Work to do:
From the line containing "Output a JSON" down to the last line, set down each line exactly as it is, and nothing more. Leave the pictures out.

Data for the task:
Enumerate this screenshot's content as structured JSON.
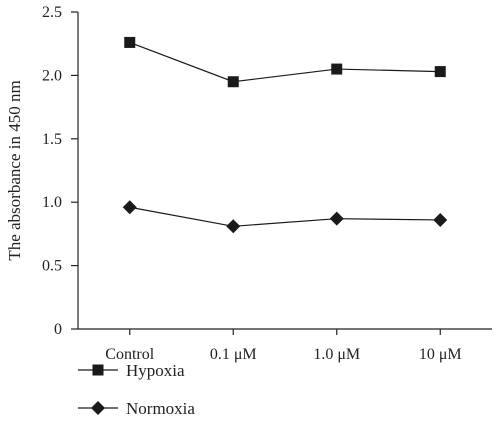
{
  "chart_data": {
    "type": "line",
    "categories": [
      "Control",
      "0.1 μM",
      "1.0 μM",
      "10 μM"
    ],
    "ylabel": "The absorbance in 450 nm",
    "xlabel": "",
    "ylim": [
      0,
      2.5
    ],
    "yticks": [
      "0",
      "0.5",
      "1.0",
      "1.5",
      "2.0",
      "2.5"
    ],
    "grid": false,
    "legend_position": "bottom-left",
    "series": [
      {
        "name": "Hypoxia",
        "marker": "square",
        "color": "#1a1a1a",
        "values": [
          2.26,
          1.95,
          2.05,
          2.03
        ]
      },
      {
        "name": "Normoxia",
        "marker": "diamond",
        "color": "#1a1a1a",
        "values": [
          0.96,
          0.81,
          0.87,
          0.86
        ]
      }
    ]
  }
}
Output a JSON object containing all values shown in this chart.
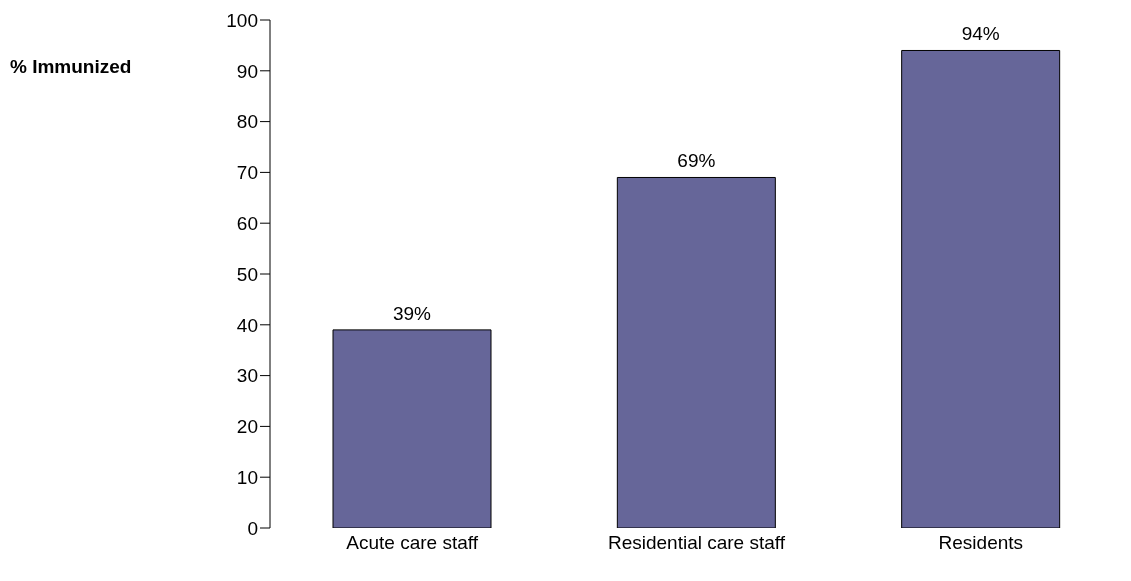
{
  "chart_data": {
    "type": "bar",
    "ylabel": "% Immunized",
    "categories": [
      "Acute care staff",
      "Residential care staff",
      "Residents"
    ],
    "values": [
      39,
      69,
      94
    ],
    "value_labels": [
      "39%",
      "69%",
      "94%"
    ],
    "color": "#666699",
    "ylim": [
      0,
      100
    ],
    "yticks": [
      0,
      10,
      20,
      30,
      40,
      50,
      60,
      70,
      80,
      90,
      100
    ],
    "grid": false
  }
}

Problem solution:
Output a JSON object containing all values shown in this chart.
{
  "chart_data": {
    "type": "bar",
    "ylabel": "% Immunized",
    "categories": [
      "Acute care staff",
      "Residential care staff",
      "Residents"
    ],
    "values": [
      39,
      69,
      94
    ],
    "value_labels": [
      "39%",
      "69%",
      "94%"
    ],
    "color": "#666699",
    "ylim": [
      0,
      100
    ],
    "yticks": [
      0,
      10,
      20,
      30,
      40,
      50,
      60,
      70,
      80,
      90,
      100
    ],
    "grid": false
  }
}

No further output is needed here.